== RECORDS PROVIDED ==
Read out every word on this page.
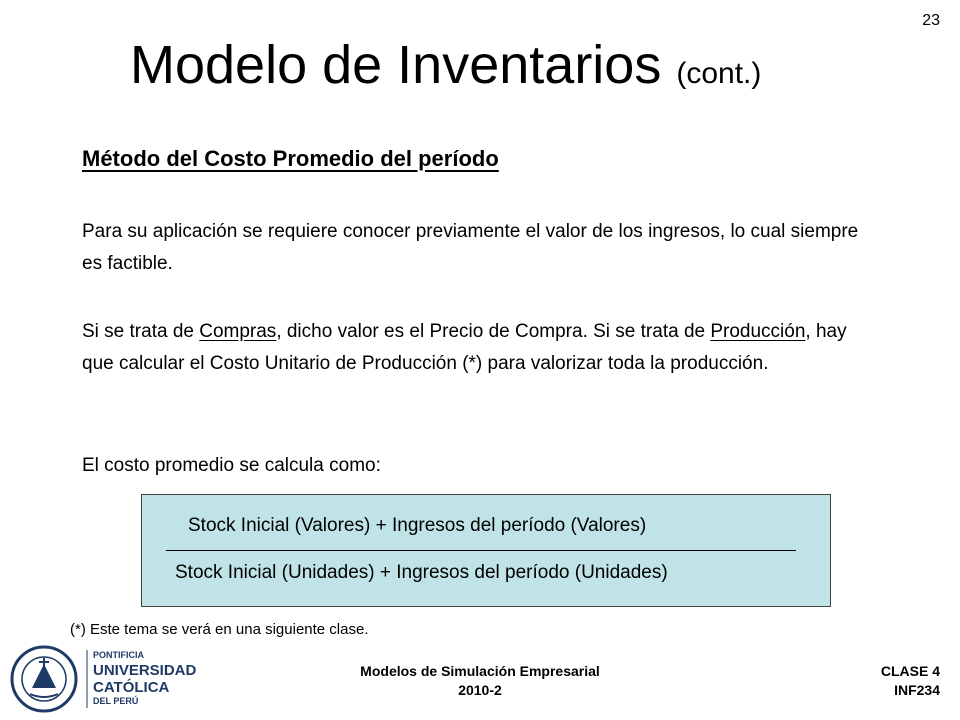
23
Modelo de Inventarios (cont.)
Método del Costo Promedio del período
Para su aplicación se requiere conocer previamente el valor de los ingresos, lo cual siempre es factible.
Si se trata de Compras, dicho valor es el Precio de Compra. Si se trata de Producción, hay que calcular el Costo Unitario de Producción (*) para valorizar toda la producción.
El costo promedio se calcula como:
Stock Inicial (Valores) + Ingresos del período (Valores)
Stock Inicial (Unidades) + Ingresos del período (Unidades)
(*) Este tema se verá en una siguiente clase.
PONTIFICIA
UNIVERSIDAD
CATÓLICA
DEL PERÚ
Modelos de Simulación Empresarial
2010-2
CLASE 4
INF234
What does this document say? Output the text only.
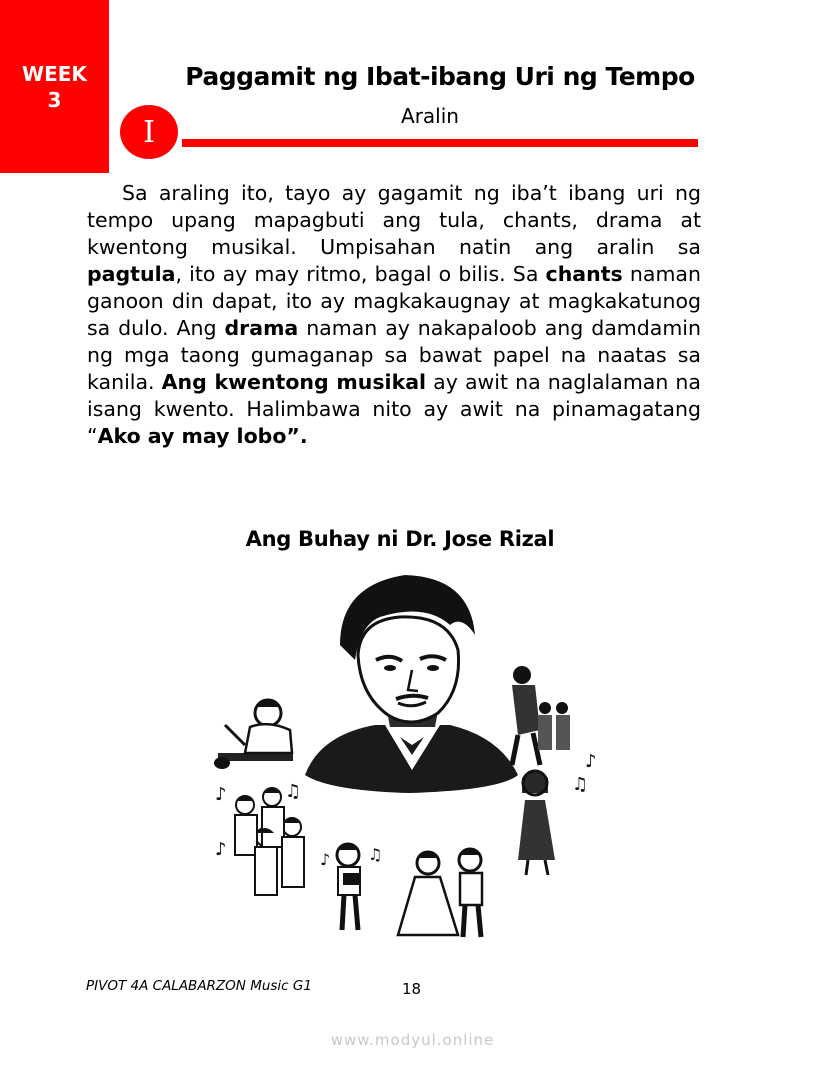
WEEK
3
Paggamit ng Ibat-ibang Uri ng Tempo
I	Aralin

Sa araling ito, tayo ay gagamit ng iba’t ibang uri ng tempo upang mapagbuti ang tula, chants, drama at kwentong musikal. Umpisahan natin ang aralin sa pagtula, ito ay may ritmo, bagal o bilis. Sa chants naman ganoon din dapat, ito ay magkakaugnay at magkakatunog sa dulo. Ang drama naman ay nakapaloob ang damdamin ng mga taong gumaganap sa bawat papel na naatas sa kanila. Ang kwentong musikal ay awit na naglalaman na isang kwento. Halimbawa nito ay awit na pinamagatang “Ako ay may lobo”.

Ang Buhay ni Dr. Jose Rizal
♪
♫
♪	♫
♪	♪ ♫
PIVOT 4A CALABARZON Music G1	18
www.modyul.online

== DIRECTION ==
Copy the listing word for word, excluding its pictures.

== FULL OUTPUT ==
Read out every word on this page.
23
Modelo de Inventarios (cont.)
Método del Costo Promedio del período
Para su aplicación se requiere conocer previamente el valor de los ingresos, lo cual siempre es factible.
Si se trata de Compras, dicho valor es el Precio de Compra. Si se trata de Producción, hay que calcular el Costo Unitario de Producción (*) para valorizar toda la producción.
El costo promedio se calcula como:
Stock Inicial (Valores) + Ingresos del período (Valores)
Stock Inicial (Unidades) + Ingresos del período (Unidades)
(*) Este tema se verá en una siguiente clase.
PONTIFICIA
UNIVERSIDAD
CATÓLICA
DEL PERÚ
Modelos de Simulación Empresarial
2010-2
CLASE 4
INF234
What does this document say? Output the text only.
WEEK
3
Paggamit ng Ibat-ibang Uri ng Tempo
I	Aralin

Sa araling ito, tayo ay gagamit ng iba’t ibang uri ng tempo upang mapagbuti ang tula, chants, drama at kwentong musikal. Umpisahan natin ang aralin sa pagtula, ito ay may ritmo, bagal o bilis. Sa chants naman ganoon din dapat, ito ay magkakaugnay at magkakatunog sa dulo. Ang drama naman ay nakapaloob ang damdamin ng mga taong gumaganap sa bawat papel na naatas sa kanila. Ang kwentong musikal ay awit na naglalaman na isang kwento. Halimbawa nito ay awit na pinamagatang “Ako ay may lobo”.

Ang Buhay ni Dr. Jose Rizal
♪
♫
♪	♫
♪	♪ ♫
PIVOT 4A CALABARZON Music G1	18
www.modyul.online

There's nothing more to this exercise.